— JOB —
The exercise asks for every line of the data to be reproduced exactly.

— DATA FOR THIS TASK —
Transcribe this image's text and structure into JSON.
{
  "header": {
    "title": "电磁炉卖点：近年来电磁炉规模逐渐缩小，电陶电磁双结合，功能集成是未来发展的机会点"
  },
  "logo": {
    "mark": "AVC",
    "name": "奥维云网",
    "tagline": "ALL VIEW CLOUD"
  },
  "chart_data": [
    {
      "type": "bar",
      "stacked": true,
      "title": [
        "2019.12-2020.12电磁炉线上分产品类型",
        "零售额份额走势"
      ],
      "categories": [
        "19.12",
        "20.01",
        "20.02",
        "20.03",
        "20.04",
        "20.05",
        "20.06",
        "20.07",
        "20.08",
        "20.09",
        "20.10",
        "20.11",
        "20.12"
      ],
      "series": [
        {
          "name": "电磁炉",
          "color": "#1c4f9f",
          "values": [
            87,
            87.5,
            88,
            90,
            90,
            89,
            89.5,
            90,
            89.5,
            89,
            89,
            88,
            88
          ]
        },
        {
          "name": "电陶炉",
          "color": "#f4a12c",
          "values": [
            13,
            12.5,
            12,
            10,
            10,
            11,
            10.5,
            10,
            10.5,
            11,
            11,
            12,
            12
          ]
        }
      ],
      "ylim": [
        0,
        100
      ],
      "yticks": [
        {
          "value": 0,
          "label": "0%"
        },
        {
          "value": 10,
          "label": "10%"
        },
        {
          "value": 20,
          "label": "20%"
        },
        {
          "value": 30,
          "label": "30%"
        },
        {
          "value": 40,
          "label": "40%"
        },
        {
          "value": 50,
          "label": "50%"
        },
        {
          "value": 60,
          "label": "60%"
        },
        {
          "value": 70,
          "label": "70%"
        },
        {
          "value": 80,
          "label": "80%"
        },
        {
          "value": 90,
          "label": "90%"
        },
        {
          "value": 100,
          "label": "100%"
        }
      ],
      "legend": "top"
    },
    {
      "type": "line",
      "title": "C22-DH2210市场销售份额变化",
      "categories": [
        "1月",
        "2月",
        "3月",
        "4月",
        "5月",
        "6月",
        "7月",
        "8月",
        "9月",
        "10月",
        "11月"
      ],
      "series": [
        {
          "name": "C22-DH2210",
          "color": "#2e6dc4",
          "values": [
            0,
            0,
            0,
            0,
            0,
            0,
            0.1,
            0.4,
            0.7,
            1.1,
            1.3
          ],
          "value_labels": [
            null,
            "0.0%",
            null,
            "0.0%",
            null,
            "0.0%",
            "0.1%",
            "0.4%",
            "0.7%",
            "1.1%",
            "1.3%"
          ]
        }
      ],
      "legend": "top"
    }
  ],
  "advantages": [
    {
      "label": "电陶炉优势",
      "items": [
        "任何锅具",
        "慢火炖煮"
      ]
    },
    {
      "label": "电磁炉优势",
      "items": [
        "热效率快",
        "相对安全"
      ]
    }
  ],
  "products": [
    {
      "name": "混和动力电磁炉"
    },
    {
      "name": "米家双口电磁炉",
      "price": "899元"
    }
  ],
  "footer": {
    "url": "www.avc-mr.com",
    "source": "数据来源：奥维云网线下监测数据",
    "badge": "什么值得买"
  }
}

— WRITTEN SOLUTION —
Transcribe this image's text and structure into JSON.
{
  "header": {
    "title": "电磁炉卖点：近年来电磁炉规模逐渐缩小，电陶电磁双结合，功能集成是未来发展的机会点"
  },
  "logo": {
    "mark": "AVC",
    "name": "奥维云网",
    "tagline": "ALL VIEW CLOUD"
  },
  "chart_data": [
    {
      "type": "bar",
      "stacked": true,
      "title": [
        "2019.12-2020.12电磁炉线上分产品类型",
        "零售额份额走势"
      ],
      "categories": [
        "19.12",
        "20.01",
        "20.02",
        "20.03",
        "20.04",
        "20.05",
        "20.06",
        "20.07",
        "20.08",
        "20.09",
        "20.10",
        "20.11",
        "20.12"
      ],
      "series": [
        {
          "name": "电磁炉",
          "color": "#1c4f9f",
          "values": [
            87,
            87.5,
            88,
            90,
            90,
            89,
            89.5,
            90,
            89.5,
            89,
            89,
            88,
            88
          ]
        },
        {
          "name": "电陶炉",
          "color": "#f4a12c",
          "values": [
            13,
            12.5,
            12,
            10,
            10,
            11,
            10.5,
            10,
            10.5,
            11,
            11,
            12,
            12
          ]
        }
      ],
      "ylim": [
        0,
        100
      ],
      "yticks": [
        {
          "value": 0,
          "label": "0%"
        },
        {
          "value": 10,
          "label": "10%"
        },
        {
          "value": 20,
          "label": "20%"
        },
        {
          "value": 30,
          "label": "30%"
        },
        {
          "value": 40,
          "label": "40%"
        },
        {
          "value": 50,
          "label": "50%"
        },
        {
          "value": 60,
          "label": "60%"
        },
        {
          "value": 70,
          "label": "70%"
        },
        {
          "value": 80,
          "label": "80%"
        },
        {
          "value": 90,
          "label": "90%"
        },
        {
          "value": 100,
          "label": "100%"
        }
      ],
      "legend": "top"
    },
    {
      "type": "line",
      "title": "C22-DH2210市场销售份额变化",
      "categories": [
        "1月",
        "2月",
        "3月",
        "4月",
        "5月",
        "6月",
        "7月",
        "8月",
        "9月",
        "10月",
        "11月"
      ],
      "series": [
        {
          "name": "C22-DH2210",
          "color": "#2e6dc4",
          "values": [
            0,
            0,
            0,
            0,
            0,
            0,
            0.1,
            0.4,
            0.7,
            1.1,
            1.3
          ],
          "value_labels": [
            null,
            "0.0%",
            null,
            "0.0%",
            null,
            "0.0%",
            "0.1%",
            "0.4%",
            "0.7%",
            "1.1%",
            "1.3%"
          ]
        }
      ],
      "legend": "top"
    }
  ],
  "advantages": [
    {
      "label": "电陶炉优势",
      "items": [
        "任何锅具",
        "慢火炖煮"
      ]
    },
    {
      "label": "电磁炉优势",
      "items": [
        "热效率快",
        "相对安全"
      ]
    }
  ],
  "products": [
    {
      "name": "混和动力电磁炉"
    },
    {
      "name": "米家双口电磁炉",
      "price": "899元"
    }
  ],
  "footer": {
    "url": "www.avc-mr.com",
    "source": "数据来源：奥维云网线下监测数据",
    "badge": "什么值得买"
  }
}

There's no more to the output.